• TASK DETAILS
Scan the following material for the string "current" and copy each line in which it appears.

Stored data:
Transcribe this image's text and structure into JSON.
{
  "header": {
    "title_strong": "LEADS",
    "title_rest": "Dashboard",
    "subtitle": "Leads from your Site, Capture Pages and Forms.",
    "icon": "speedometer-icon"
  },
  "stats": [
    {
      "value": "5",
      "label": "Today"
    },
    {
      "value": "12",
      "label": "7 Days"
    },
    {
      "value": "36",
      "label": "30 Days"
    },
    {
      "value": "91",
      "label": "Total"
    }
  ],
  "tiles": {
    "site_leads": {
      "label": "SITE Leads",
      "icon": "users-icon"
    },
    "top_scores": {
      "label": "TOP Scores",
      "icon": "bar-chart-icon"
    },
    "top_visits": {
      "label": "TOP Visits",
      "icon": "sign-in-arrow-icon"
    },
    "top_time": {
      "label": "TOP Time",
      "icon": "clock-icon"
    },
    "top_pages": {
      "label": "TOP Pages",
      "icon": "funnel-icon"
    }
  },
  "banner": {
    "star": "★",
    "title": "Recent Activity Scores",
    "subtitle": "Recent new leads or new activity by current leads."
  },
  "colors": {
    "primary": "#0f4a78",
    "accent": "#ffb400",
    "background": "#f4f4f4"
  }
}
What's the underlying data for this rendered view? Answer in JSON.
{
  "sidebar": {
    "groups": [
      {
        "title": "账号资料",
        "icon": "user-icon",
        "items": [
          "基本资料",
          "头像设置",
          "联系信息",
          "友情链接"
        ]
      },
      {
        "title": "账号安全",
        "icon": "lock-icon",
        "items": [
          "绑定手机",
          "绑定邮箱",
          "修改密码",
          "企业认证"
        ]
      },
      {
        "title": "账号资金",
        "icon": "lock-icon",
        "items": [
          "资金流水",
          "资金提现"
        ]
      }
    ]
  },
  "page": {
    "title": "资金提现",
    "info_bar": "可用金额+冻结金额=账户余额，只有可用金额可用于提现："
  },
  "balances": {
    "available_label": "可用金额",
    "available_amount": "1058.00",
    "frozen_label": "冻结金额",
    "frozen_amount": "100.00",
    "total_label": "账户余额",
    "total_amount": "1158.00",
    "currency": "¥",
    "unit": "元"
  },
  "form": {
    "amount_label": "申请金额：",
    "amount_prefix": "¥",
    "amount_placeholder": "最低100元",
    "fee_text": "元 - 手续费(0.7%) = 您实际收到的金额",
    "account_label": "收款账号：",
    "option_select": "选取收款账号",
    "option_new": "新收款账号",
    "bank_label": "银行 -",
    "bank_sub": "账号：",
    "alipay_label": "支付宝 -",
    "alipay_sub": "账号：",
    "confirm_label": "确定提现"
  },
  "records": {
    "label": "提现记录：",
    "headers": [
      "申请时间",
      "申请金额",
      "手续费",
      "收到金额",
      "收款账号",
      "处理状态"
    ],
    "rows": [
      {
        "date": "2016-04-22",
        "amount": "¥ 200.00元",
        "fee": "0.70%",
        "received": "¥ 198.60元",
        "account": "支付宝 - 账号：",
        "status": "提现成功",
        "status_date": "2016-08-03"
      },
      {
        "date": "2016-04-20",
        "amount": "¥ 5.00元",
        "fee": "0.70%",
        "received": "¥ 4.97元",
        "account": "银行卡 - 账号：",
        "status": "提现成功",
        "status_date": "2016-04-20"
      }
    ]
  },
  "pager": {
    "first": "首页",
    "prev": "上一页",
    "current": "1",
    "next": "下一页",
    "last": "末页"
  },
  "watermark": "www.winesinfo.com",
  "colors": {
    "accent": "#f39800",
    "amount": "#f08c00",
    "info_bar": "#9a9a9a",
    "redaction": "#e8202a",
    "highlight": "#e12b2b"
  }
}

• FULL RESPONSE
    "subtitle": "Recent new leads or new activity by current leads."
    "current": "1",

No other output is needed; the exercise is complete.